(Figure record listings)
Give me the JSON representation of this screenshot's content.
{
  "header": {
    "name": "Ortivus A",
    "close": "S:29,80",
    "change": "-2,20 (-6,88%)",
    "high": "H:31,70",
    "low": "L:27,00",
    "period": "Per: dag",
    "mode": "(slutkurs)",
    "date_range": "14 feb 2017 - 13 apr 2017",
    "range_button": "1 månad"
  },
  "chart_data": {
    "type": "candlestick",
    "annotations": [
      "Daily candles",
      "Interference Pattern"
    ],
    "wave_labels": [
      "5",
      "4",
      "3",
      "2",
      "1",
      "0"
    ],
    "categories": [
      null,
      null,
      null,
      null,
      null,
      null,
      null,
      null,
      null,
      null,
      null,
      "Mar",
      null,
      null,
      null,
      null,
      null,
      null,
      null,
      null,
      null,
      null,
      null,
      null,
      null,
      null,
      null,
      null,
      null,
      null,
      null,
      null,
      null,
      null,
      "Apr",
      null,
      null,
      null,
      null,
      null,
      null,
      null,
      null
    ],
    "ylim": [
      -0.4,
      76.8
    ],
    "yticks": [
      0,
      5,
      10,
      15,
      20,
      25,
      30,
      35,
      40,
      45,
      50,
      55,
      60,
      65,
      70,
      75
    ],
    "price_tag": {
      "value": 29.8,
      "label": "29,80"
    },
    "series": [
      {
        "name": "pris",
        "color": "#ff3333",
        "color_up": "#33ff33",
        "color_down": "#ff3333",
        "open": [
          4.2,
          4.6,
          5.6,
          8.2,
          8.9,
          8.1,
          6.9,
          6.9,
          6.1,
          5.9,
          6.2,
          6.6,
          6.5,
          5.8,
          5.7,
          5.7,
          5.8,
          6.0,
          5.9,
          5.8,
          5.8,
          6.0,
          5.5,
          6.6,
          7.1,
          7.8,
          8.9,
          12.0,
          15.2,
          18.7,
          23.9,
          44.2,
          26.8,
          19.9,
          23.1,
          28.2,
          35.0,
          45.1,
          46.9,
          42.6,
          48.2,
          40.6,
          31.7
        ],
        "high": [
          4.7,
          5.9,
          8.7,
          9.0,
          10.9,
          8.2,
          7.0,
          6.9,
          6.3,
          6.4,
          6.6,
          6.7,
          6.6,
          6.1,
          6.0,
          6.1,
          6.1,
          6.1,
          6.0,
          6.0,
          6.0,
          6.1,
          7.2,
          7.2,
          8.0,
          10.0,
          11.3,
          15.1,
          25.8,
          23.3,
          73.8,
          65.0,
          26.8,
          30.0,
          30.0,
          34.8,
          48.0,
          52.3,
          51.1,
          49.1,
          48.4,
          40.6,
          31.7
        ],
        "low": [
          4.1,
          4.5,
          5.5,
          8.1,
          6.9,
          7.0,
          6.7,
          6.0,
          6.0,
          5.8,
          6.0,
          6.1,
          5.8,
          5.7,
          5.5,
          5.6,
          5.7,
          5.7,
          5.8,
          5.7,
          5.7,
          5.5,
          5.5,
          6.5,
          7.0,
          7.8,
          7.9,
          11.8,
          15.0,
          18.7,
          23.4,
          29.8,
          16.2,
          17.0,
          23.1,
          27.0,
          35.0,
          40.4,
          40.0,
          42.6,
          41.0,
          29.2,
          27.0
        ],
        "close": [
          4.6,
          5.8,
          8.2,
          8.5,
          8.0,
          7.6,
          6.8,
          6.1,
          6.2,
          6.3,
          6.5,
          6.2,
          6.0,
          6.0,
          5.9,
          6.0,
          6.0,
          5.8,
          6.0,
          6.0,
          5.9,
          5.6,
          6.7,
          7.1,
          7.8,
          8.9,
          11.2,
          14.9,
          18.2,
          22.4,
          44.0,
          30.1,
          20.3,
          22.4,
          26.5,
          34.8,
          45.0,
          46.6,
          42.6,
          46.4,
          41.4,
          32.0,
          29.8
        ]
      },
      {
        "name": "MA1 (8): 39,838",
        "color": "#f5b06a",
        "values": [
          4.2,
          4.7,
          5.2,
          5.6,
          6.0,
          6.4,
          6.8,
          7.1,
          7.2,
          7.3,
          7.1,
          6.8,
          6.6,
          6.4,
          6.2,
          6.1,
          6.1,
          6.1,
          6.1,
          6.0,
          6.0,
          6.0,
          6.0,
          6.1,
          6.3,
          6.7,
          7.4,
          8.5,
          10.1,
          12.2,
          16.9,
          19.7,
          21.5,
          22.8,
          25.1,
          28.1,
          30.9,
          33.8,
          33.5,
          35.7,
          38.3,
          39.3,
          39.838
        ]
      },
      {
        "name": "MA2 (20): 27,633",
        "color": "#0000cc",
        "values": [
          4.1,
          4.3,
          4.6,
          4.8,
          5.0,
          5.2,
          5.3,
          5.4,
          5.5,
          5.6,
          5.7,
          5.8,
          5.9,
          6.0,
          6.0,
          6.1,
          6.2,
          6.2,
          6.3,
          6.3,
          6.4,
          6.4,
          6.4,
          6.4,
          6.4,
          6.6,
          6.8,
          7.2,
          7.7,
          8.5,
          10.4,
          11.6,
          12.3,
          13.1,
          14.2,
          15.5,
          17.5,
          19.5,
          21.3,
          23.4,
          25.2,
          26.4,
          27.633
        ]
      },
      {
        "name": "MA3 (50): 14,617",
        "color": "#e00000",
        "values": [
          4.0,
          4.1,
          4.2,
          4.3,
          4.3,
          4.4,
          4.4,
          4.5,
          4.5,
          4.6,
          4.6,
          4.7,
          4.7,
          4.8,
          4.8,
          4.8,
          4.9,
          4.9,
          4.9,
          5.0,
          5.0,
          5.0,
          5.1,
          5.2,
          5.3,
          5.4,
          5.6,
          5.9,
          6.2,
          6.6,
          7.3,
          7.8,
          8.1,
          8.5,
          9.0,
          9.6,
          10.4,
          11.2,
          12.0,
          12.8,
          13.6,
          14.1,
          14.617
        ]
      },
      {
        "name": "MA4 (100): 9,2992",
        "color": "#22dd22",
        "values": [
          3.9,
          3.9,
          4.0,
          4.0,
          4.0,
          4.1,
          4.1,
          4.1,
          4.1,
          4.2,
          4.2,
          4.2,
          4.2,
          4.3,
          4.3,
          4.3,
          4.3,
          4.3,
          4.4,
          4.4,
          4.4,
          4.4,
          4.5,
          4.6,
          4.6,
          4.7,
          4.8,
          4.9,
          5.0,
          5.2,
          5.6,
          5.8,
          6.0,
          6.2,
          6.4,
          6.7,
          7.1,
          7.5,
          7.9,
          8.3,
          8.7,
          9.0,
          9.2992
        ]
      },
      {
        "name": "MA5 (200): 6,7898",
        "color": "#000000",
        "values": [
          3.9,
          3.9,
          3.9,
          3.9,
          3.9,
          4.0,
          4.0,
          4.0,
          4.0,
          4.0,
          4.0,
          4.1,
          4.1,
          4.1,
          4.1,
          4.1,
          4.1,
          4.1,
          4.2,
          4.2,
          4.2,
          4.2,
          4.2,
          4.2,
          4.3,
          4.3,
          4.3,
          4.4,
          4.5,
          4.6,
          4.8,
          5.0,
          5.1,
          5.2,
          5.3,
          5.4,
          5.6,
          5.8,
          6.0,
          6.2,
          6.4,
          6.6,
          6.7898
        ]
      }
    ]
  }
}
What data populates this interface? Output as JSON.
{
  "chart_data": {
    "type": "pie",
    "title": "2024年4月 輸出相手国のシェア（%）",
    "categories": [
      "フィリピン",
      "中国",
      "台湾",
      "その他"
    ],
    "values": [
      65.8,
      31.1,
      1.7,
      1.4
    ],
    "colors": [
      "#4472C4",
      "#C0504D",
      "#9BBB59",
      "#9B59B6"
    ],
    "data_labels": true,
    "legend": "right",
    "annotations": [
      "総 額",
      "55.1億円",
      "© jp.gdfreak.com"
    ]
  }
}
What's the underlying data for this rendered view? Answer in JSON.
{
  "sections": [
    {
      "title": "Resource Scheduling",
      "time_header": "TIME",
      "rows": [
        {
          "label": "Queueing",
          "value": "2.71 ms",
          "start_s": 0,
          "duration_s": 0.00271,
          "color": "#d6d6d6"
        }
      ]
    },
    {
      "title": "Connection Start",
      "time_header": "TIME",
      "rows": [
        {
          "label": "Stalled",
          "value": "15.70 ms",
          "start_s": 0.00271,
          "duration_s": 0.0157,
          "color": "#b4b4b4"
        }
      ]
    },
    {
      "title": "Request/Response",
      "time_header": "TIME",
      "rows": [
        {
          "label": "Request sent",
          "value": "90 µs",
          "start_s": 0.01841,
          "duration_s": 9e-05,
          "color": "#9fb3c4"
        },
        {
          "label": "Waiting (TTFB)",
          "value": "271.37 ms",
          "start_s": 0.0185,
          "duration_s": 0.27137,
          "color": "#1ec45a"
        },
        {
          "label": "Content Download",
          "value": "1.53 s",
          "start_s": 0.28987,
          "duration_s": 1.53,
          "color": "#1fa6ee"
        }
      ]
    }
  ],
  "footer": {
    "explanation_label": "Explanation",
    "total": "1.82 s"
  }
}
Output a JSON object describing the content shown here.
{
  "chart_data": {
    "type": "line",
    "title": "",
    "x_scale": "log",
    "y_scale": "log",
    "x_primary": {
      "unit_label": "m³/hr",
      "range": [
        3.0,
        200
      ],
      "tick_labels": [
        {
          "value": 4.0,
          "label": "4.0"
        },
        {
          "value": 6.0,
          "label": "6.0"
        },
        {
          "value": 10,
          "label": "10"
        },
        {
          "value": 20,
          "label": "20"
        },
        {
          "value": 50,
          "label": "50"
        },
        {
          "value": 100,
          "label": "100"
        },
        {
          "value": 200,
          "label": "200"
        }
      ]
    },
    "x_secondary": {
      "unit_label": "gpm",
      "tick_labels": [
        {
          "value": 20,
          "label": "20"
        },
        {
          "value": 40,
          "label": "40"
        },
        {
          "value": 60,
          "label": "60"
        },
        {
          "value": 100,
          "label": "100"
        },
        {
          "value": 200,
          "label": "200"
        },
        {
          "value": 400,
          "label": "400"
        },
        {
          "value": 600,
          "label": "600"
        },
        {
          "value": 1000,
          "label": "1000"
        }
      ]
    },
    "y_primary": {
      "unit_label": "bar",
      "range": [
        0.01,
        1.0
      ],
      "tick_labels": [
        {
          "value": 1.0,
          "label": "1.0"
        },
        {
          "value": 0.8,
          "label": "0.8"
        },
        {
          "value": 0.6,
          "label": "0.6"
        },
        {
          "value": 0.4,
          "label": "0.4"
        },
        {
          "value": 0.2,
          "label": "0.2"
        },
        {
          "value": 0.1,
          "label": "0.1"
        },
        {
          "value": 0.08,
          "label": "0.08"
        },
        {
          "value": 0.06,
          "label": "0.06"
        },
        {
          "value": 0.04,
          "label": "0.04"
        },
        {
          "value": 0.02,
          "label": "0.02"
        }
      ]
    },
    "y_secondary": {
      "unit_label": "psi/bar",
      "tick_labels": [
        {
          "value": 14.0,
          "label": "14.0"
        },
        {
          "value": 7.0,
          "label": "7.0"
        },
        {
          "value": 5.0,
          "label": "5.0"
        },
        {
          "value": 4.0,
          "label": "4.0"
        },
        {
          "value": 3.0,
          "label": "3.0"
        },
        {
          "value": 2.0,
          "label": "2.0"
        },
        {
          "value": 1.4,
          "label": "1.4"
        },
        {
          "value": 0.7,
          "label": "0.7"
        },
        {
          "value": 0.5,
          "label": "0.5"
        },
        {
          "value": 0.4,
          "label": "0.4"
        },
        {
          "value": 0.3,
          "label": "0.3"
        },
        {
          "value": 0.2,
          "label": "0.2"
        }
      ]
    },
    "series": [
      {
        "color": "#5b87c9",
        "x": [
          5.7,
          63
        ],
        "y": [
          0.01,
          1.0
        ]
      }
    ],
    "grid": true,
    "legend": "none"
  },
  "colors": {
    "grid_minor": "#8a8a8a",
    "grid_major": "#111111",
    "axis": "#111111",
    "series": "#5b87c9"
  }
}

* Task prompt
State how many lines of the material contain the string "Request", with no other words.

* The completed task
2